**Directive**
Give only one thing: the number of lines that include the word "simulation".

**Data listing**
--- BEGIN ---

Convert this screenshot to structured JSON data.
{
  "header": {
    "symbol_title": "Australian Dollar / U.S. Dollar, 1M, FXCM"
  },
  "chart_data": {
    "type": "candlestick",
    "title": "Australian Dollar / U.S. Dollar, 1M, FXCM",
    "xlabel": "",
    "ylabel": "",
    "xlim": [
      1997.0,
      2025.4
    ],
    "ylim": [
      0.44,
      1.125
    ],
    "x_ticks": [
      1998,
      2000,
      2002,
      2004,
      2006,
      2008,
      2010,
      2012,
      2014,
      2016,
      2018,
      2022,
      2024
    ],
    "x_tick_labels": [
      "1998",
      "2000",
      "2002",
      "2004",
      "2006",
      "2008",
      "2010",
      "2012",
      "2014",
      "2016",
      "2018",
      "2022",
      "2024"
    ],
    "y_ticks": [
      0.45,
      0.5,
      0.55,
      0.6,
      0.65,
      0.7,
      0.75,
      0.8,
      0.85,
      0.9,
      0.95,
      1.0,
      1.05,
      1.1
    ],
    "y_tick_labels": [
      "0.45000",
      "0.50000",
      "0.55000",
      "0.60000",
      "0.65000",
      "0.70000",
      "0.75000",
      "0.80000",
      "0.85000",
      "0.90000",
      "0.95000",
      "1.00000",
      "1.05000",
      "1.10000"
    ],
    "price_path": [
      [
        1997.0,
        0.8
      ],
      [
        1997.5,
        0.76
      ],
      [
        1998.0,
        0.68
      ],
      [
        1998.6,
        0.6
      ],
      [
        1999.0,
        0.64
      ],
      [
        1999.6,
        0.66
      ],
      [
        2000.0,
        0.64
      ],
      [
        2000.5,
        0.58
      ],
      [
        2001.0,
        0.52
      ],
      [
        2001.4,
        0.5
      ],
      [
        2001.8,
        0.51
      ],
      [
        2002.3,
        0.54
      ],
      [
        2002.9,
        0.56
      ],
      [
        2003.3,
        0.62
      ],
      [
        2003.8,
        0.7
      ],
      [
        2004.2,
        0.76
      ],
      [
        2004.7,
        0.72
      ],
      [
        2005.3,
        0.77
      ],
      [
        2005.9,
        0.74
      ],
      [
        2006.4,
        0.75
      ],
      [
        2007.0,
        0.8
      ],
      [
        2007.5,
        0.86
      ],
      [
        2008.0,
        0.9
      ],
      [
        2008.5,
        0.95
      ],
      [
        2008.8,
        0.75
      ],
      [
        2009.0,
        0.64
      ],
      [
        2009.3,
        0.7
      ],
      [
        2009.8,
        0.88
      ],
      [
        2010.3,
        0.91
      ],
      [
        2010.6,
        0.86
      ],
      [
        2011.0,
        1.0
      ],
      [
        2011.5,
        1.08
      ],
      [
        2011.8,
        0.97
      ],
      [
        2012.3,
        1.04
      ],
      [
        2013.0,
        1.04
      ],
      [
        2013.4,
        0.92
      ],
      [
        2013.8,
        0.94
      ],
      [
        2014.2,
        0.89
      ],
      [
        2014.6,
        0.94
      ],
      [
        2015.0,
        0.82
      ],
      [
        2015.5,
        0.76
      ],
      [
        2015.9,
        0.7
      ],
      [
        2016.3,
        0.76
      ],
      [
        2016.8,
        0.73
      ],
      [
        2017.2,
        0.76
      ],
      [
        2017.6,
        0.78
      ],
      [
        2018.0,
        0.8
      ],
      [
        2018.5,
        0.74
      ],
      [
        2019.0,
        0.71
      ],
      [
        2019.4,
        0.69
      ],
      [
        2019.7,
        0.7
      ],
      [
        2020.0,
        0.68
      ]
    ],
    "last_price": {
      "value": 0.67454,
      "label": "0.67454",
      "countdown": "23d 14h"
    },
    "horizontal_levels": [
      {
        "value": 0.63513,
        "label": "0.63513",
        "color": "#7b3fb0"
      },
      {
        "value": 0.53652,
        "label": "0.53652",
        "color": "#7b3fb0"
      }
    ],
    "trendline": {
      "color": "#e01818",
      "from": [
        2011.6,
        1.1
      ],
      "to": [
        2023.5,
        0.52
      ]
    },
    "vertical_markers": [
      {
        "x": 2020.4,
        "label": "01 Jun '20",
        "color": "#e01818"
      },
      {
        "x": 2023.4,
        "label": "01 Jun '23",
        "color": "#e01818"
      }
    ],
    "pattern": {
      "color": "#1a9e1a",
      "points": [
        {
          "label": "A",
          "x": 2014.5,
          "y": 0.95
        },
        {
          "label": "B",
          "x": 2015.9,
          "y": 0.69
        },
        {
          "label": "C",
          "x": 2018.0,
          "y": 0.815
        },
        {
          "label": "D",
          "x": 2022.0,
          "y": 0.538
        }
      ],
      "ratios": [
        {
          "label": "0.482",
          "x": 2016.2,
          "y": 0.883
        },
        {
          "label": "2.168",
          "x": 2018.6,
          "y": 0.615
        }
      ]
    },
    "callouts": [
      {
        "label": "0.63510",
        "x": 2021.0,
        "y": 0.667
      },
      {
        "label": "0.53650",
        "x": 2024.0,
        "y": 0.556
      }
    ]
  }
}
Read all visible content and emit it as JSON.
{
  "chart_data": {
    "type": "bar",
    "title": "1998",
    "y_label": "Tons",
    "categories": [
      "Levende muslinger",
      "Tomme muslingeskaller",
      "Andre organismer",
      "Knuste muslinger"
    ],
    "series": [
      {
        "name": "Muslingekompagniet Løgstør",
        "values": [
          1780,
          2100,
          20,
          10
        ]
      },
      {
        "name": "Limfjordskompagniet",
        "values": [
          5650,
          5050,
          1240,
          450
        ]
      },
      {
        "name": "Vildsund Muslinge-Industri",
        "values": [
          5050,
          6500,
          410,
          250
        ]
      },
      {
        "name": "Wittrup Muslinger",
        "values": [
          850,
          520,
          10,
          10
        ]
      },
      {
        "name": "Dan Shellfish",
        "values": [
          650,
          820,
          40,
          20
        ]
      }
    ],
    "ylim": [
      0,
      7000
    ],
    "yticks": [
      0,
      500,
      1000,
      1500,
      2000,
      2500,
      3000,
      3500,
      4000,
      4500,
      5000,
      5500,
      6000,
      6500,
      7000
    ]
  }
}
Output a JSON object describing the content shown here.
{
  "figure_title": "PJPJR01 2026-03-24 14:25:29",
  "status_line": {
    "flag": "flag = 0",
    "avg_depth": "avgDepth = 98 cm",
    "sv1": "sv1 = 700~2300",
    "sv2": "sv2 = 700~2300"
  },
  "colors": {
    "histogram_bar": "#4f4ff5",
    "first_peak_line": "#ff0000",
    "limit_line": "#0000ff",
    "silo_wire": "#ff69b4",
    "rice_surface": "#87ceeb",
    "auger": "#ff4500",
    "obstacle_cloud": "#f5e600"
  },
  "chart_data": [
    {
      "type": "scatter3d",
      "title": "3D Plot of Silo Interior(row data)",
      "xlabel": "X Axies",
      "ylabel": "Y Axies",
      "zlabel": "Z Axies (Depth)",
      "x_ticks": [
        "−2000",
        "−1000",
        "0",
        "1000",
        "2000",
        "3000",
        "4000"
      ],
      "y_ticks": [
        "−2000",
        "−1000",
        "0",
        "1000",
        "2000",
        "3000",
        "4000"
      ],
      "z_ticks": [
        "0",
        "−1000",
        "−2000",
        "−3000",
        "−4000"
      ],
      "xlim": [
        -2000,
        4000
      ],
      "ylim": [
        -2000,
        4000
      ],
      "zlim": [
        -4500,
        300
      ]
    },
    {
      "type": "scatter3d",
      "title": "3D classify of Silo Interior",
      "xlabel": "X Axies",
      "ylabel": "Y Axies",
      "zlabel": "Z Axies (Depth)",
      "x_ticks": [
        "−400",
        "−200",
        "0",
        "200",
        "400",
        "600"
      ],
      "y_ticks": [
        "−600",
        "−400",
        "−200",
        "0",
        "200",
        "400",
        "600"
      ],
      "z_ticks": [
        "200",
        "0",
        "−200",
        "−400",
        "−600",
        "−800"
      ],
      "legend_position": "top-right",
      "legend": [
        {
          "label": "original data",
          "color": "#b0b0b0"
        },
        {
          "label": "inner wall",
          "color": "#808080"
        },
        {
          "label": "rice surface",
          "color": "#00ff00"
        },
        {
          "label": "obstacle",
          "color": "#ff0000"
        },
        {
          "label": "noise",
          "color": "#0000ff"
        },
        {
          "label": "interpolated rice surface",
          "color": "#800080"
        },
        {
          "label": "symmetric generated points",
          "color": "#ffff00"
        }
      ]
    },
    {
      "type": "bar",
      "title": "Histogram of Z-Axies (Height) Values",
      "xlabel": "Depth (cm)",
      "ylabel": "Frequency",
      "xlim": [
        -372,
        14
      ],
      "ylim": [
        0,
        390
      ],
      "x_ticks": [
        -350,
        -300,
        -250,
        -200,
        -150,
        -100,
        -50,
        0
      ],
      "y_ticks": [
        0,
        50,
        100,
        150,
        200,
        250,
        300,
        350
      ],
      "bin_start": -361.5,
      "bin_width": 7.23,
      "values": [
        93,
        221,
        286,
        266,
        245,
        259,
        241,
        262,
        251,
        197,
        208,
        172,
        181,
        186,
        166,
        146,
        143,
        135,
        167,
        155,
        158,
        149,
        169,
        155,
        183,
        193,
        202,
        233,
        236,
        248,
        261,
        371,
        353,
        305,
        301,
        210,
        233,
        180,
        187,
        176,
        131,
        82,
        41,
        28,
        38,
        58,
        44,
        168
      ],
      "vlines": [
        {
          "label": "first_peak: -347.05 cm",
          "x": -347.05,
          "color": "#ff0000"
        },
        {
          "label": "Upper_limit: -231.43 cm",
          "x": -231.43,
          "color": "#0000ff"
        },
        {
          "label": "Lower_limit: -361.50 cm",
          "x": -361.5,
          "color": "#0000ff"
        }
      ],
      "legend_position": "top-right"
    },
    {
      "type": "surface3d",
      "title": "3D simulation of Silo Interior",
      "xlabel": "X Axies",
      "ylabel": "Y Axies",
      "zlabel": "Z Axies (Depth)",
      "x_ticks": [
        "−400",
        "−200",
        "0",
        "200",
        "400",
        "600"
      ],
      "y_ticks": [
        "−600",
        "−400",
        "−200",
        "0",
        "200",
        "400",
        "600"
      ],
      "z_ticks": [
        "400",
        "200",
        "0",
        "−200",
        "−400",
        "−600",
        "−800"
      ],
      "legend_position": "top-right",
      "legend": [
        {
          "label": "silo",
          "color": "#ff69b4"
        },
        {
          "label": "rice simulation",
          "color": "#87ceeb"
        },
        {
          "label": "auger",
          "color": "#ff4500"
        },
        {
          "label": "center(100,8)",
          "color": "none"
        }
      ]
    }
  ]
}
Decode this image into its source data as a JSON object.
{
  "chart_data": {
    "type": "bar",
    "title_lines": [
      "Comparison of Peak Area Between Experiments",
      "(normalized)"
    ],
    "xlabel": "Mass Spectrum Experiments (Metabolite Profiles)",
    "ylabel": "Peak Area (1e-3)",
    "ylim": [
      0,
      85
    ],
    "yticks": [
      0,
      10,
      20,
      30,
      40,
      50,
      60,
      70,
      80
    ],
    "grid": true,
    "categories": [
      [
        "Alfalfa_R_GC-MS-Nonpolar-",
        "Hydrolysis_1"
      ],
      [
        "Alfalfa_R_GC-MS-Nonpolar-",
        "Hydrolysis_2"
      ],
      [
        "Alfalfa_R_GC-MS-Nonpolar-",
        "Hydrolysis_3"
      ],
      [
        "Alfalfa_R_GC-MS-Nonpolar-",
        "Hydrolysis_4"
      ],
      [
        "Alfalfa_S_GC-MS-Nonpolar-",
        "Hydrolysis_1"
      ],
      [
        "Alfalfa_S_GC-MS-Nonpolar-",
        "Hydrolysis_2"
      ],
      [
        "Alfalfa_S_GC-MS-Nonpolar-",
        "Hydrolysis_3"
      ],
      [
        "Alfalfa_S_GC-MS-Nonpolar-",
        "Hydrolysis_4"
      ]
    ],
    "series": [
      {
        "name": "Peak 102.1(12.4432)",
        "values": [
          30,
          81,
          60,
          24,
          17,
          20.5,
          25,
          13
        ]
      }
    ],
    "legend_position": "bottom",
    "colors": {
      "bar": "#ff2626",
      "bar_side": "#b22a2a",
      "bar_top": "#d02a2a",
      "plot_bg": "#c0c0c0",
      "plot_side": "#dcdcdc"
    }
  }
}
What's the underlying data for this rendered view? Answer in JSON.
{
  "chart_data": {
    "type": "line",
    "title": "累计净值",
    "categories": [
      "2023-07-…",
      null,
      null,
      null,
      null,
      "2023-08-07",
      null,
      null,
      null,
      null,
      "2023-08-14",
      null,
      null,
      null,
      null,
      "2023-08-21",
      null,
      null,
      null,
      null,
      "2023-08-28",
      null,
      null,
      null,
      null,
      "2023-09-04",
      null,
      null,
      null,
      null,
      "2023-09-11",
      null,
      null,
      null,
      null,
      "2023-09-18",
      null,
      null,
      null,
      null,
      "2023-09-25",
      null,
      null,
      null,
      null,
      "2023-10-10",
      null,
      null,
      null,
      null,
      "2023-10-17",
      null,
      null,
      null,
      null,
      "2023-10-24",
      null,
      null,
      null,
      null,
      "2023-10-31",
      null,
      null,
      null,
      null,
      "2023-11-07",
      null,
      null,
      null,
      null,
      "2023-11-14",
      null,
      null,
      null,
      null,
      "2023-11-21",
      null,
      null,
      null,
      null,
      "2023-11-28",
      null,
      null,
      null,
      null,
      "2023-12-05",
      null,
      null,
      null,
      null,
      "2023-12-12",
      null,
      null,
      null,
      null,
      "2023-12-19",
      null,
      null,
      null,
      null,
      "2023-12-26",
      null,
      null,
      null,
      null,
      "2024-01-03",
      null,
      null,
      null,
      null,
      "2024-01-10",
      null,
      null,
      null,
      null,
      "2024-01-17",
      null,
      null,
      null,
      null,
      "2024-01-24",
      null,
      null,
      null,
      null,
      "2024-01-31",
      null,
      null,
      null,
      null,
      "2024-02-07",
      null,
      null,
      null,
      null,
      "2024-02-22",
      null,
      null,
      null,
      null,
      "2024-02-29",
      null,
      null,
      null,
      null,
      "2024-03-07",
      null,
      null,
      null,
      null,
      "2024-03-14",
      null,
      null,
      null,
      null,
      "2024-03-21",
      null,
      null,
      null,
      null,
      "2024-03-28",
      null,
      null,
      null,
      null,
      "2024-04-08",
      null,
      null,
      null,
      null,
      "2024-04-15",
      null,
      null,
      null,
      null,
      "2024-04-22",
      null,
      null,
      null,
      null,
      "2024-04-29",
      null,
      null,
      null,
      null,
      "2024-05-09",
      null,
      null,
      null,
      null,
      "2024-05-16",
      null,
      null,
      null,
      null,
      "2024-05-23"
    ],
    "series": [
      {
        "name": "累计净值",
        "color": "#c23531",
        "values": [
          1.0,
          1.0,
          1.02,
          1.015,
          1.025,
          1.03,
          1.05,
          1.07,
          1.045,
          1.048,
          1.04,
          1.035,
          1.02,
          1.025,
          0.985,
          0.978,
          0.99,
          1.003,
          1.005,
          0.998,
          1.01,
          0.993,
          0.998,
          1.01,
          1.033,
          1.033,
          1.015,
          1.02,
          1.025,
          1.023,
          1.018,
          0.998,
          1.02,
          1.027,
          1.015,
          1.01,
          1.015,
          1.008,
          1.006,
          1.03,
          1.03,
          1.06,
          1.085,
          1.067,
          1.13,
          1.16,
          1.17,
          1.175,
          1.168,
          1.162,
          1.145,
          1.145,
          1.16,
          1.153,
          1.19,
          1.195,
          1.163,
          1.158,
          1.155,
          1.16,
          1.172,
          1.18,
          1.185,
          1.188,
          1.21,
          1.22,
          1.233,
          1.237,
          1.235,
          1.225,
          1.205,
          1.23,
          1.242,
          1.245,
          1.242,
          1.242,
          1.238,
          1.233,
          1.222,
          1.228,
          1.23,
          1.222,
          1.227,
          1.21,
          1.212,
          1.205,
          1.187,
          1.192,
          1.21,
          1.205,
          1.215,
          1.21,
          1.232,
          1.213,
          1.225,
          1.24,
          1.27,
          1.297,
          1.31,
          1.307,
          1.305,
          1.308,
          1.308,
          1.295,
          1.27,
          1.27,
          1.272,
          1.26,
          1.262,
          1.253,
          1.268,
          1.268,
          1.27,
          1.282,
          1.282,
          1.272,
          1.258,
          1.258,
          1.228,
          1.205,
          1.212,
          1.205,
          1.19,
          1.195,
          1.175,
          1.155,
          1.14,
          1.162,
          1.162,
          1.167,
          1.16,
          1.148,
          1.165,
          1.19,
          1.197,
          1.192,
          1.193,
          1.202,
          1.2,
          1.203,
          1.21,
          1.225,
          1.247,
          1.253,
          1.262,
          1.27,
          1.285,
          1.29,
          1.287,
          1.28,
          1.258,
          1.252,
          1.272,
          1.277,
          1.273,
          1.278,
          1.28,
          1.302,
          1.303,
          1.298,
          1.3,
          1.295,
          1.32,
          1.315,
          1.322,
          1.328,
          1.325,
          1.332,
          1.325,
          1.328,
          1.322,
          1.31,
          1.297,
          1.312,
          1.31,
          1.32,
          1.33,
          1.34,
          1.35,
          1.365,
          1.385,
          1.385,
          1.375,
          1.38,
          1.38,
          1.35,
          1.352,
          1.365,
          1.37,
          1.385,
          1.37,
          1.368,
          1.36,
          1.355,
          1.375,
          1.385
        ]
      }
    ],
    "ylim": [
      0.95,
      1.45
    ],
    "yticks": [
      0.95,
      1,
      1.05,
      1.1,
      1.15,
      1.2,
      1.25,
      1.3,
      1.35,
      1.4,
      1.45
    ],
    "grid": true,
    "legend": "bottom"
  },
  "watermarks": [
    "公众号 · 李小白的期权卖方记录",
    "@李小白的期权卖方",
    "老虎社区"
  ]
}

--- END ---

**Answer to this task**
2